__Task brief__
Quote the records beneath, complete and exact. Leave out images.

__Data lines__

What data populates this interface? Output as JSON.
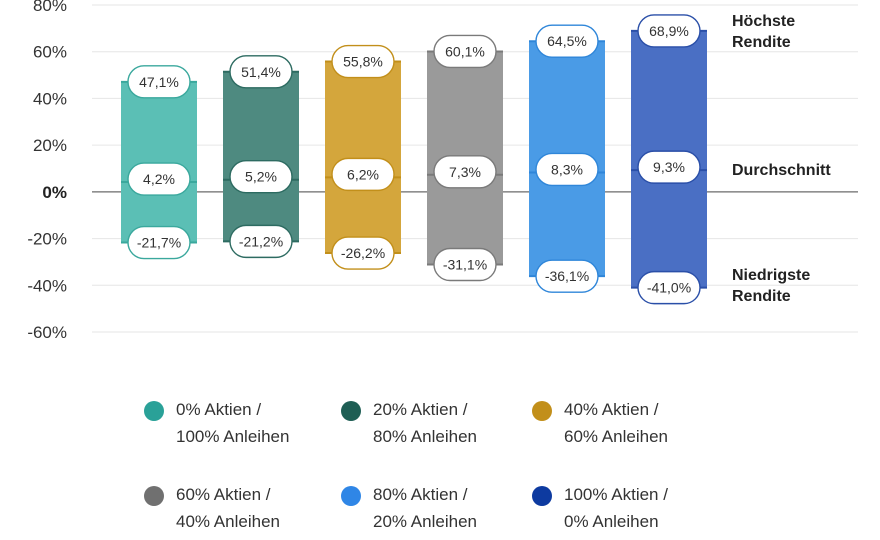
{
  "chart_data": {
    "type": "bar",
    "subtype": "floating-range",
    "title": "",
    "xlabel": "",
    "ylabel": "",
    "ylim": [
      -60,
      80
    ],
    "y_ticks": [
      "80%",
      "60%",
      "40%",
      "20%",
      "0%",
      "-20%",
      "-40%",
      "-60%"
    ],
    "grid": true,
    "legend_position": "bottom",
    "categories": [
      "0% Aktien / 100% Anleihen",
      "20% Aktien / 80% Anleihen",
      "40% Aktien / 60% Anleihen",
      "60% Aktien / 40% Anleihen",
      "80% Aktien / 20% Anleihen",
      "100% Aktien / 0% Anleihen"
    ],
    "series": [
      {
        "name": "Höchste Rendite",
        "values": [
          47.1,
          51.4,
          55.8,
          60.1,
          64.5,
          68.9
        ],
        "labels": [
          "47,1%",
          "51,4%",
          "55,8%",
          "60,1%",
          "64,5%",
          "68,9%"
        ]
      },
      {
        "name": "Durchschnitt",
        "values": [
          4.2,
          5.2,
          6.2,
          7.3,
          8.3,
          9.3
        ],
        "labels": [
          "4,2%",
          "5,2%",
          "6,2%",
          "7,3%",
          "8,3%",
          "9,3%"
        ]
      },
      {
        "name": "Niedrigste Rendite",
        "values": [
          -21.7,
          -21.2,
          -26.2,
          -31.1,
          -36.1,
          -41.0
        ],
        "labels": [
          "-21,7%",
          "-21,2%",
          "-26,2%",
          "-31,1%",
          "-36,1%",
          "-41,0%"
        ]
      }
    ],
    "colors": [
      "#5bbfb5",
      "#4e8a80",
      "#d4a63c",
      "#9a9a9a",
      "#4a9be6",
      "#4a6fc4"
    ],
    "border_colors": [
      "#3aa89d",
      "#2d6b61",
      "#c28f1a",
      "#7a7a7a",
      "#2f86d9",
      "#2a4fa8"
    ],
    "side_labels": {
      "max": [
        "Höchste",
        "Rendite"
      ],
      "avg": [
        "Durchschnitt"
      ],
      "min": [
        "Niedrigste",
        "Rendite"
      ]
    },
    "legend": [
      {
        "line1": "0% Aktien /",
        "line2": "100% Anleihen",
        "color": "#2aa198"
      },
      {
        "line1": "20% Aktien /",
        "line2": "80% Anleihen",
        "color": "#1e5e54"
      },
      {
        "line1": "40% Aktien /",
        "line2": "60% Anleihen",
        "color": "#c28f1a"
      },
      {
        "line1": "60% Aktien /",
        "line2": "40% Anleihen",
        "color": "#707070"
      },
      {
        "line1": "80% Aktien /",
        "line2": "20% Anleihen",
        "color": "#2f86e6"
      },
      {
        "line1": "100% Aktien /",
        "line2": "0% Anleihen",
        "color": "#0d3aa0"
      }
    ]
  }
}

__Solved problem__
What data populates this interface? Output as JSON.
{
  "chart_data": {
    "type": "bar",
    "subtype": "floating-range",
    "title": "",
    "xlabel": "",
    "ylabel": "",
    "ylim": [
      -60,
      80
    ],
    "y_ticks": [
      "80%",
      "60%",
      "40%",
      "20%",
      "0%",
      "-20%",
      "-40%",
      "-60%"
    ],
    "grid": true,
    "legend_position": "bottom",
    "categories": [
      "0% Aktien / 100% Anleihen",
      "20% Aktien / 80% Anleihen",
      "40% Aktien / 60% Anleihen",
      "60% Aktien / 40% Anleihen",
      "80% Aktien / 20% Anleihen",
      "100% Aktien / 0% Anleihen"
    ],
    "series": [
      {
        "name": "Höchste Rendite",
        "values": [
          47.1,
          51.4,
          55.8,
          60.1,
          64.5,
          68.9
        ],
        "labels": [
          "47,1%",
          "51,4%",
          "55,8%",
          "60,1%",
          "64,5%",
          "68,9%"
        ]
      },
      {
        "name": "Durchschnitt",
        "values": [
          4.2,
          5.2,
          6.2,
          7.3,
          8.3,
          9.3
        ],
        "labels": [
          "4,2%",
          "5,2%",
          "6,2%",
          "7,3%",
          "8,3%",
          "9,3%"
        ]
      },
      {
        "name": "Niedrigste Rendite",
        "values": [
          -21.7,
          -21.2,
          -26.2,
          -31.1,
          -36.1,
          -41.0
        ],
        "labels": [
          "-21,7%",
          "-21,2%",
          "-26,2%",
          "-31,1%",
          "-36,1%",
          "-41,0%"
        ]
      }
    ],
    "colors": [
      "#5bbfb5",
      "#4e8a80",
      "#d4a63c",
      "#9a9a9a",
      "#4a9be6",
      "#4a6fc4"
    ],
    "border_colors": [
      "#3aa89d",
      "#2d6b61",
      "#c28f1a",
      "#7a7a7a",
      "#2f86d9",
      "#2a4fa8"
    ],
    "side_labels": {
      "max": [
        "Höchste",
        "Rendite"
      ],
      "avg": [
        "Durchschnitt"
      ],
      "min": [
        "Niedrigste",
        "Rendite"
      ]
    },
    "legend": [
      {
        "line1": "0% Aktien /",
        "line2": "100% Anleihen",
        "color": "#2aa198"
      },
      {
        "line1": "20% Aktien /",
        "line2": "80% Anleihen",
        "color": "#1e5e54"
      },
      {
        "line1": "40% Aktien /",
        "line2": "60% Anleihen",
        "color": "#c28f1a"
      },
      {
        "line1": "60% Aktien /",
        "line2": "40% Anleihen",
        "color": "#707070"
      },
      {
        "line1": "80% Aktien /",
        "line2": "20% Anleihen",
        "color": "#2f86e6"
      },
      {
        "line1": "100% Aktien /",
        "line2": "0% Anleihen",
        "color": "#0d3aa0"
      }
    ]
  }
}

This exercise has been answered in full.